Stored data entries:

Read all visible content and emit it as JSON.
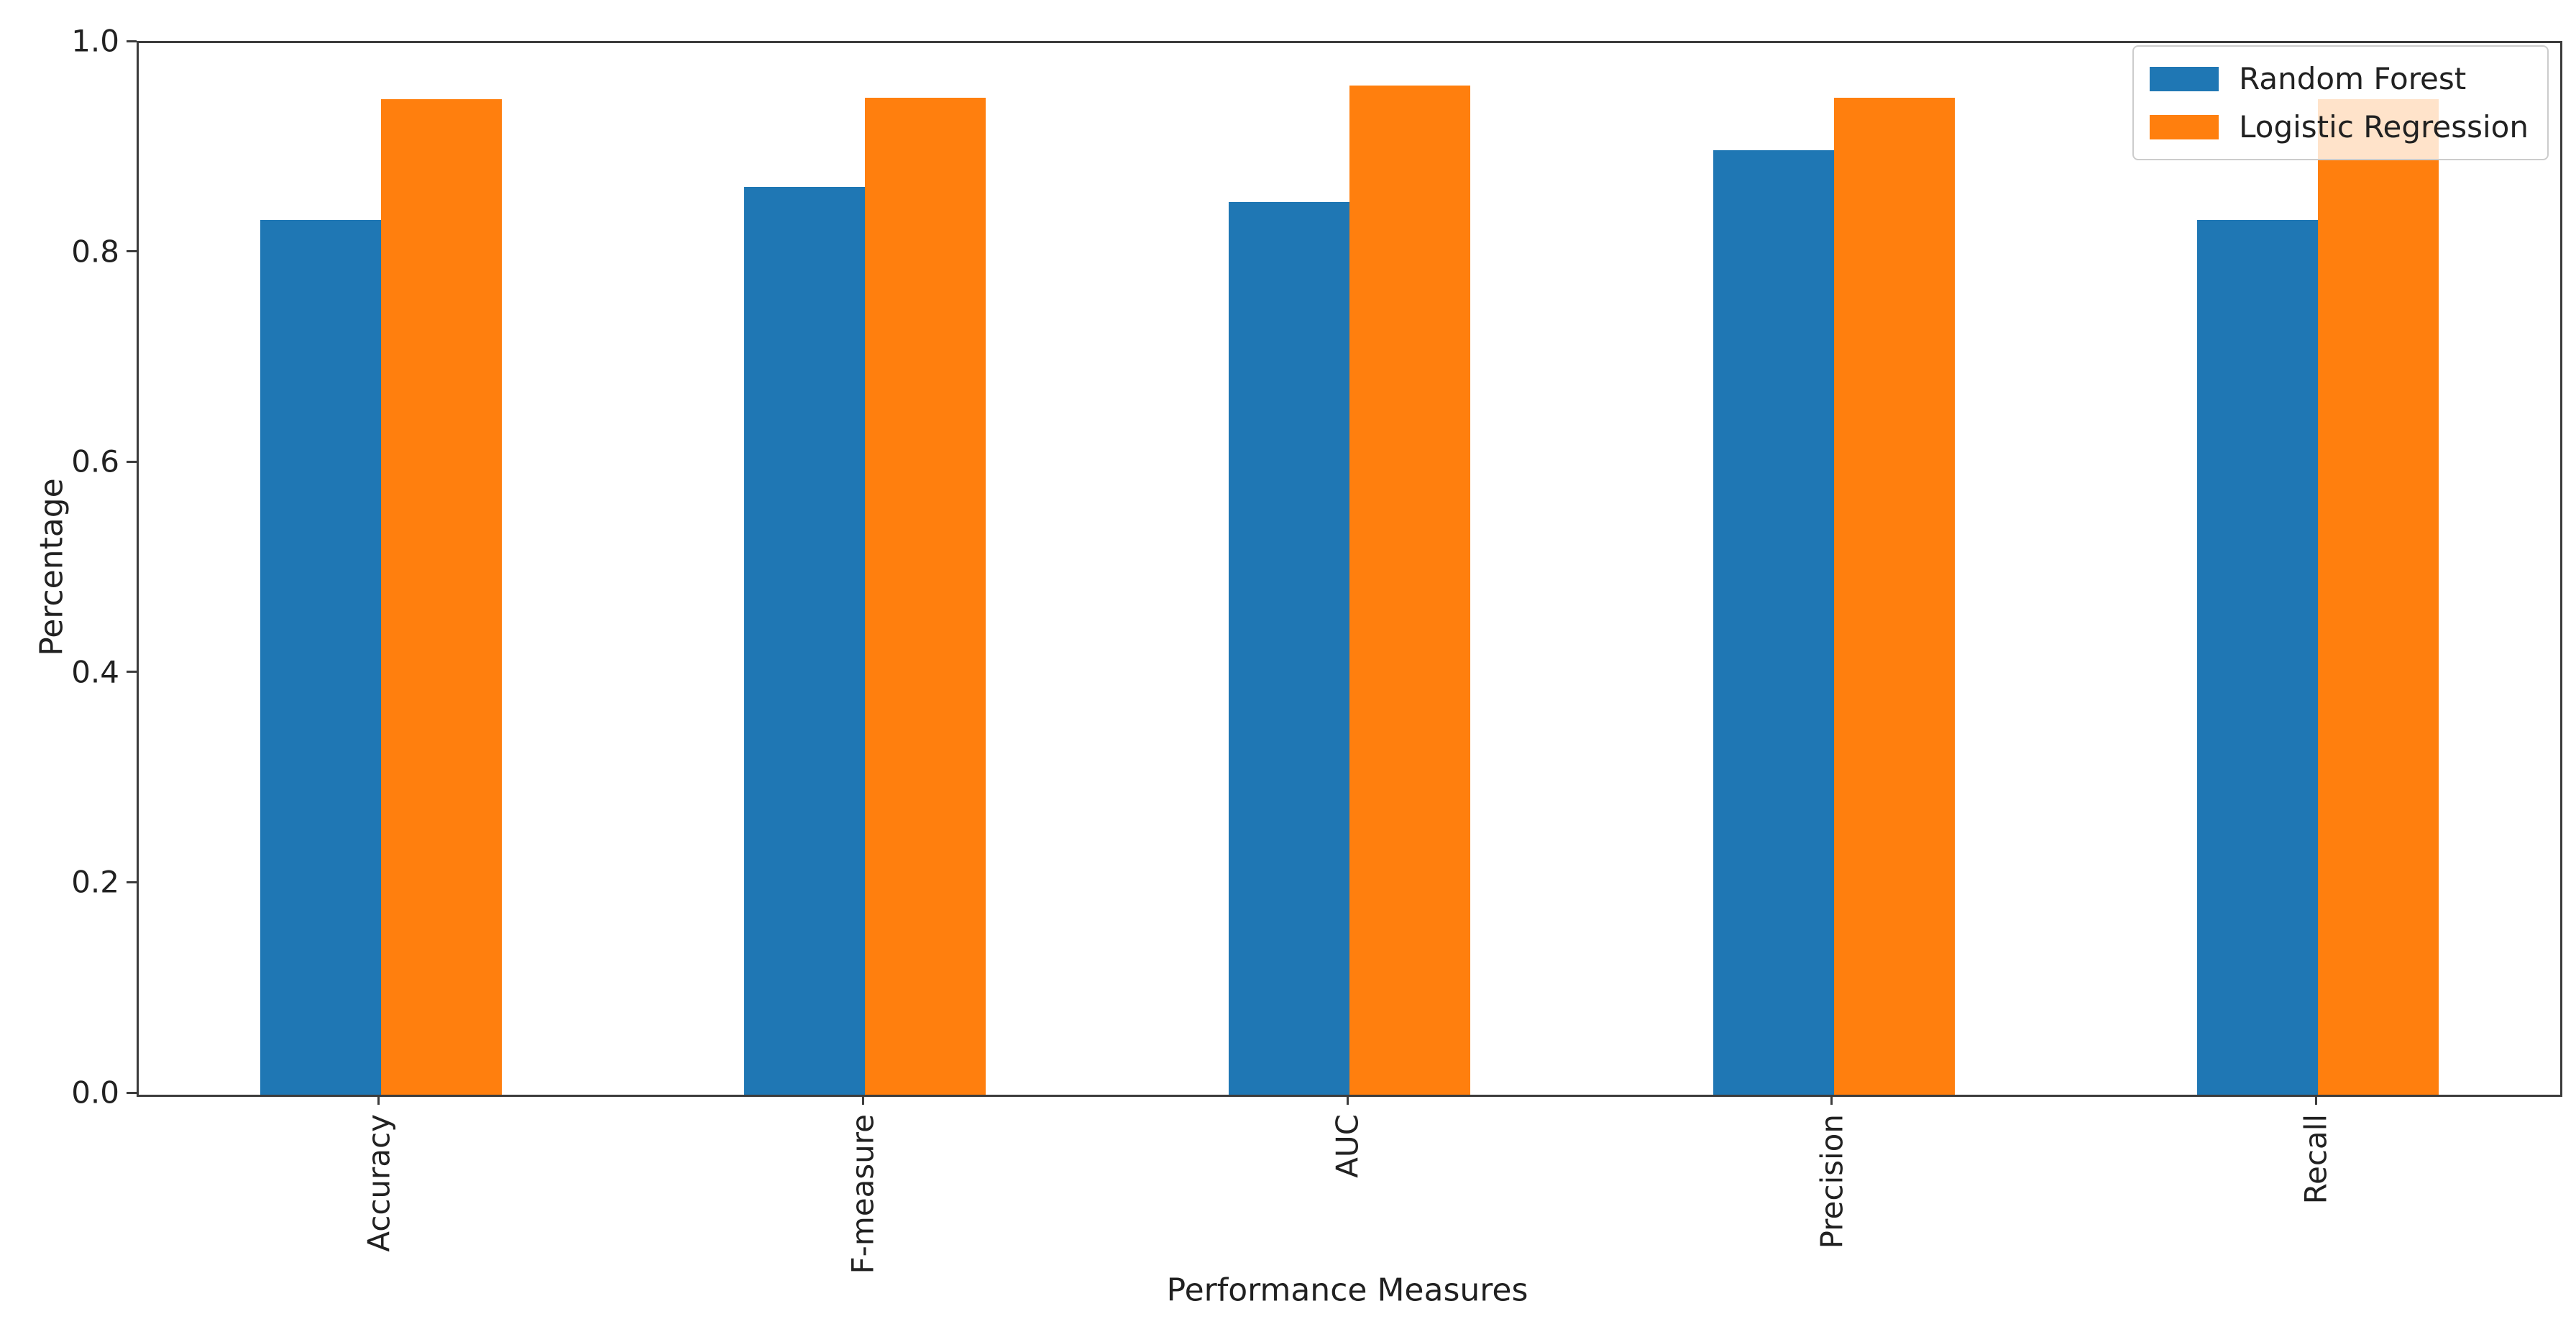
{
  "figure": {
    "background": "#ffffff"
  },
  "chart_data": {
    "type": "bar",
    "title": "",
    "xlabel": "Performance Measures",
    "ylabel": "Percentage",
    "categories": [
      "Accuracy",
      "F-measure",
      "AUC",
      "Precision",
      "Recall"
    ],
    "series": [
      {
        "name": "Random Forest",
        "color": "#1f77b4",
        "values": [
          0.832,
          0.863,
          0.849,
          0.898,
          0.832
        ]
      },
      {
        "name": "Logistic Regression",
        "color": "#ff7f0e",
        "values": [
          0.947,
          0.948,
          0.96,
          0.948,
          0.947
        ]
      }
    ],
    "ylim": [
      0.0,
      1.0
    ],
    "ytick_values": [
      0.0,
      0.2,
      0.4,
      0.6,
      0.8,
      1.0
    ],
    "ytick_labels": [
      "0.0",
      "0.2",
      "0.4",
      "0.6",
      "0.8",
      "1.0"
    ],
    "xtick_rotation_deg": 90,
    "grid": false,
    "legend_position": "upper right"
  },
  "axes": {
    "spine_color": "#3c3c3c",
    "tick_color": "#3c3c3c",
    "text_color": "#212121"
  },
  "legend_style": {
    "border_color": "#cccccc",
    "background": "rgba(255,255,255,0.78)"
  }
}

• **Task statement**
Copy and report every line where the word "name" is present.

• **Answer below**
        "name": "Random Forest",
        "name": "Logistic Regression",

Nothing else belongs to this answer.